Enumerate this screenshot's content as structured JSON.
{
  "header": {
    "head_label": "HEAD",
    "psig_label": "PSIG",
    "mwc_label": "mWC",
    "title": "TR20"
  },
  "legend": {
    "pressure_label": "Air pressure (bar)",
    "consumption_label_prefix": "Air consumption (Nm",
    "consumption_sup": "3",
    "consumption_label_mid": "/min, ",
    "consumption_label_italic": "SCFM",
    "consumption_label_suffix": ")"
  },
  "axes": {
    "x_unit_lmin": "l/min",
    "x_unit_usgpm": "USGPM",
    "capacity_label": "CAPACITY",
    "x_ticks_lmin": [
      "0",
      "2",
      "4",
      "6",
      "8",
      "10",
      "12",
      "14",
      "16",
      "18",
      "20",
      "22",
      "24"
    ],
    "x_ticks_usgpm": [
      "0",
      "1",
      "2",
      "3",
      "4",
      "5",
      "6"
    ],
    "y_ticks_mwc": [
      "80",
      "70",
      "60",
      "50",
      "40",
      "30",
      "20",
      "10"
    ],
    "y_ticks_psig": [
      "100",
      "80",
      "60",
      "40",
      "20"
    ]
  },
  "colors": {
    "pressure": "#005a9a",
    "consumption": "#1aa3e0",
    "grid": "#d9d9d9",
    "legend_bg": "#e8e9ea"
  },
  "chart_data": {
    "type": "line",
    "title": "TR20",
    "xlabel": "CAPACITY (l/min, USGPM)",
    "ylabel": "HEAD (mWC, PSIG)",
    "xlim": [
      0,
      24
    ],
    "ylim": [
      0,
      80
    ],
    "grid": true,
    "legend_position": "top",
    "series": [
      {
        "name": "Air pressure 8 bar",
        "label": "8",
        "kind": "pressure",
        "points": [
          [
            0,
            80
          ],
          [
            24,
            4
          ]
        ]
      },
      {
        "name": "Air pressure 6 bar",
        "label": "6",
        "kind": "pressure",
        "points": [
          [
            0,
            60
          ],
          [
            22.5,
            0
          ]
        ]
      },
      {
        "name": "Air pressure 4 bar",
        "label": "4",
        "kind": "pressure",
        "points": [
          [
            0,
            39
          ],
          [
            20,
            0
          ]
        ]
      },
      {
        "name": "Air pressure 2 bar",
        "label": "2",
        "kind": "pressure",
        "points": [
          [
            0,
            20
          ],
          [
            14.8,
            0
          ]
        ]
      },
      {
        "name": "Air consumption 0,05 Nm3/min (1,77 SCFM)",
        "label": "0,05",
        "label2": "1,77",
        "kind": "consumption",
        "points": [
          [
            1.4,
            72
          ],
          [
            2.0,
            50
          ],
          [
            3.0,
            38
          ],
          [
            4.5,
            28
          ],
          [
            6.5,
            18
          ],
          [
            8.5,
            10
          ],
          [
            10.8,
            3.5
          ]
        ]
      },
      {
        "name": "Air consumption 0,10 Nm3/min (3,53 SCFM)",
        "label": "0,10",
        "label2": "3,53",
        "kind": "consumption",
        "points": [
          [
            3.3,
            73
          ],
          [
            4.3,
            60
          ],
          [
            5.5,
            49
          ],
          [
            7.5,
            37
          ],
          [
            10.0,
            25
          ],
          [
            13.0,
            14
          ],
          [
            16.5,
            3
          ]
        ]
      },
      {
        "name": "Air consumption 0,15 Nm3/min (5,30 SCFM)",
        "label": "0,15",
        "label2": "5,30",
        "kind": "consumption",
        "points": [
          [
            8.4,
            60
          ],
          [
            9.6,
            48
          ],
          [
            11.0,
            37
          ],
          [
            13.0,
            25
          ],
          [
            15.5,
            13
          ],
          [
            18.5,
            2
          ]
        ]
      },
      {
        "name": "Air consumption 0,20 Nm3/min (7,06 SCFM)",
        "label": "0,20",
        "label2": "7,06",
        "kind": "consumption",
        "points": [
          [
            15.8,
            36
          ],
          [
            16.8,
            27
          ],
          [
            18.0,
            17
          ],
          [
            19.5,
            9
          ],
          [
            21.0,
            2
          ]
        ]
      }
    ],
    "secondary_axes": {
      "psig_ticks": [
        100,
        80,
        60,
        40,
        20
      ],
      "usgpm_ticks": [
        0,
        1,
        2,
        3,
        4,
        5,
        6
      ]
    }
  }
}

* REQUIRED WORK
Copy all lines in the listing above where the string "CAPACITY" appears.

* REPLY
    "capacity_label": "CAPACITY",
    "xlabel": "CAPACITY (l/min, USGPM)",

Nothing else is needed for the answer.